Instructions for the task
Write out the data below in full, unchanged, minus the images.

Extracted data
——————

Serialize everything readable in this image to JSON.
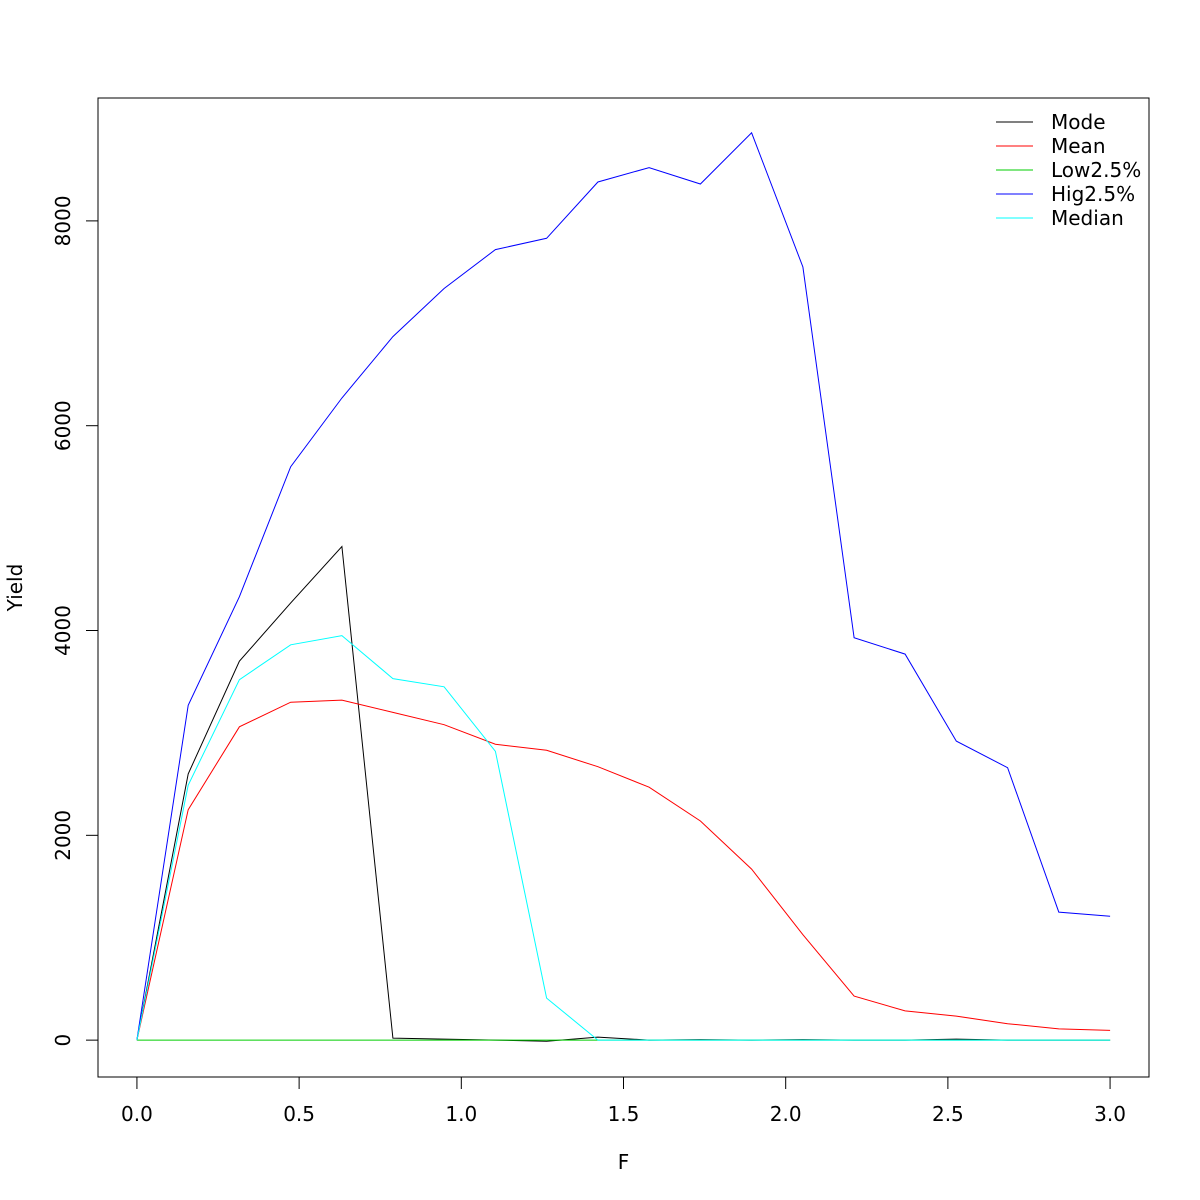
{
  "chart_data": {
    "type": "line",
    "title": "",
    "xlabel": "F",
    "ylabel": "Yield",
    "xlim": [
      -0.12,
      3.12
    ],
    "ylim": [
      -360,
      9200
    ],
    "x_ticks": [
      0.0,
      0.5,
      1.0,
      1.5,
      2.0,
      2.5,
      3.0
    ],
    "x_tick_labels": [
      "0.0",
      "0.5",
      "1.0",
      "1.5",
      "2.0",
      "2.5",
      "3.0"
    ],
    "y_ticks": [
      0,
      2000,
      4000,
      6000,
      8000
    ],
    "y_tick_labels": [
      "0",
      "2000",
      "4000",
      "6000",
      "8000"
    ],
    "grid": false,
    "legend_position": "top-right",
    "x": [
      0.0,
      0.158,
      0.316,
      0.474,
      0.632,
      0.789,
      0.947,
      1.105,
      1.263,
      1.421,
      1.579,
      1.737,
      1.895,
      2.053,
      2.211,
      2.368,
      2.526,
      2.684,
      2.842,
      3.0
    ],
    "series": [
      {
        "name": "Mode",
        "color": "#000000",
        "values": [
          0,
          2600,
          3700,
          4270,
          4820,
          20,
          10,
          0,
          -10,
          30,
          0,
          5,
          0,
          5,
          0,
          0,
          10,
          0,
          0,
          0
        ]
      },
      {
        "name": "Mean",
        "color": "#ff0000",
        "values": [
          0,
          2250,
          3060,
          3300,
          3320,
          3200,
          3080,
          2890,
          2830,
          2670,
          2470,
          2140,
          1670,
          1030,
          430,
          285,
          235,
          160,
          110,
          95
        ]
      },
      {
        "name": "Low2.5%",
        "color": "#00cd00",
        "values": [
          0,
          0,
          0,
          0,
          0,
          0,
          0,
          0,
          0,
          0,
          0,
          0,
          0,
          0,
          0,
          0,
          0,
          0,
          0,
          0
        ]
      },
      {
        "name": "Hig2.5%",
        "color": "#0000ff",
        "values": [
          0,
          3270,
          4330,
          5600,
          6270,
          6870,
          7340,
          7720,
          7830,
          8380,
          8520,
          8360,
          8860,
          7550,
          3930,
          3770,
          2920,
          2660,
          1250,
          1210
        ]
      },
      {
        "name": "Median",
        "color": "#00ffff",
        "values": [
          0,
          2490,
          3520,
          3860,
          3950,
          3530,
          3450,
          2820,
          410,
          0,
          0,
          0,
          0,
          0,
          0,
          0,
          0,
          0,
          0,
          0
        ]
      }
    ]
  }
}
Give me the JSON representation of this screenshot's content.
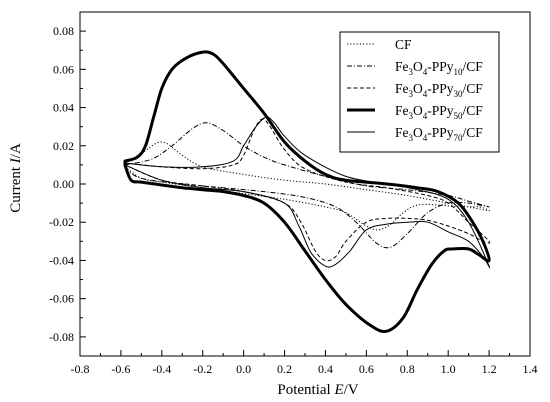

——————

Response to this exercise
Serialize everything readable in this image to JSON.
{
  "chart_data": {
    "type": "line",
    "title": "",
    "xlabel": "F",
    "ylabel": "Yield",
    "xlim": [
      -0.12,
      3.12
    ],
    "ylim": [
      -360,
      9200
    ],
    "x_ticks": [
      0.0,
      0.5,
      1.0,
      1.5,
      2.0,
      2.5,
      3.0
    ],
    "x_tick_labels": [
      "0.0",
      "0.5",
      "1.0",
      "1.5",
      "2.0",
      "2.5",
      "3.0"
    ],
    "y_ticks": [
      0,
      2000,
      4000,
      6000,
      8000
    ],
    "y_tick_labels": [
      "0",
      "2000",
      "4000",
      "6000",
      "8000"
    ],
    "grid": false,
    "legend_position": "top-right",
    "x": [
      0.0,
      0.158,
      0.316,
      0.474,
      0.632,
      0.789,
      0.947,
      1.105,
      1.263,
      1.421,
      1.579,
      1.737,
      1.895,
      2.053,
      2.211,
      2.368,
      2.526,
      2.684,
      2.842,
      3.0
    ],
    "series": [
      {
        "name": "Mode",
        "color": "#000000",
        "values": [
          0,
          2600,
          3700,
          4270,
          4820,
          20,
          10,
          0,
          -10,
          30,
          0,
          5,
          0,
          5,
          0,
          0,
          10,
          0,
          0,
          0
        ]
      },
      {
        "name": "Mean",
        "color": "#ff0000",
        "values": [
          0,
          2250,
          3060,
          3300,
          3320,
          3200,
          3080,
          2890,
          2830,
          2670,
          2470,
          2140,
          1670,
          1030,
          430,
          285,
          235,
          160,
          110,
          95
        ]
      },
      {
        "name": "Low2.5%",
        "color": "#00cd00",
        "values": [
          0,
          0,
          0,
          0,
          0,
          0,
          0,
          0,
          0,
          0,
          0,
          0,
          0,
          0,
          0,
          0,
          0,
          0,
          0,
          0
        ]
      },
      {
        "name": "Hig2.5%",
        "color": "#0000ff",
        "values": [
          0,
          3270,
          4330,
          5600,
          6270,
          6870,
          7340,
          7720,
          7830,
          8380,
          8520,
          8360,
          8860,
          7550,
          3930,
          3770,
          2920,
          2660,
          1250,
          1210
        ]
      },
      {
        "name": "Median",
        "color": "#00ffff",
        "values": [
          0,
          2490,
          3520,
          3860,
          3950,
          3530,
          3450,
          2820,
          410,
          0,
          0,
          0,
          0,
          0,
          0,
          0,
          0,
          0,
          0,
          0
        ]
      }
    ]
  }
}
Give me the JSON representation of this screenshot's content.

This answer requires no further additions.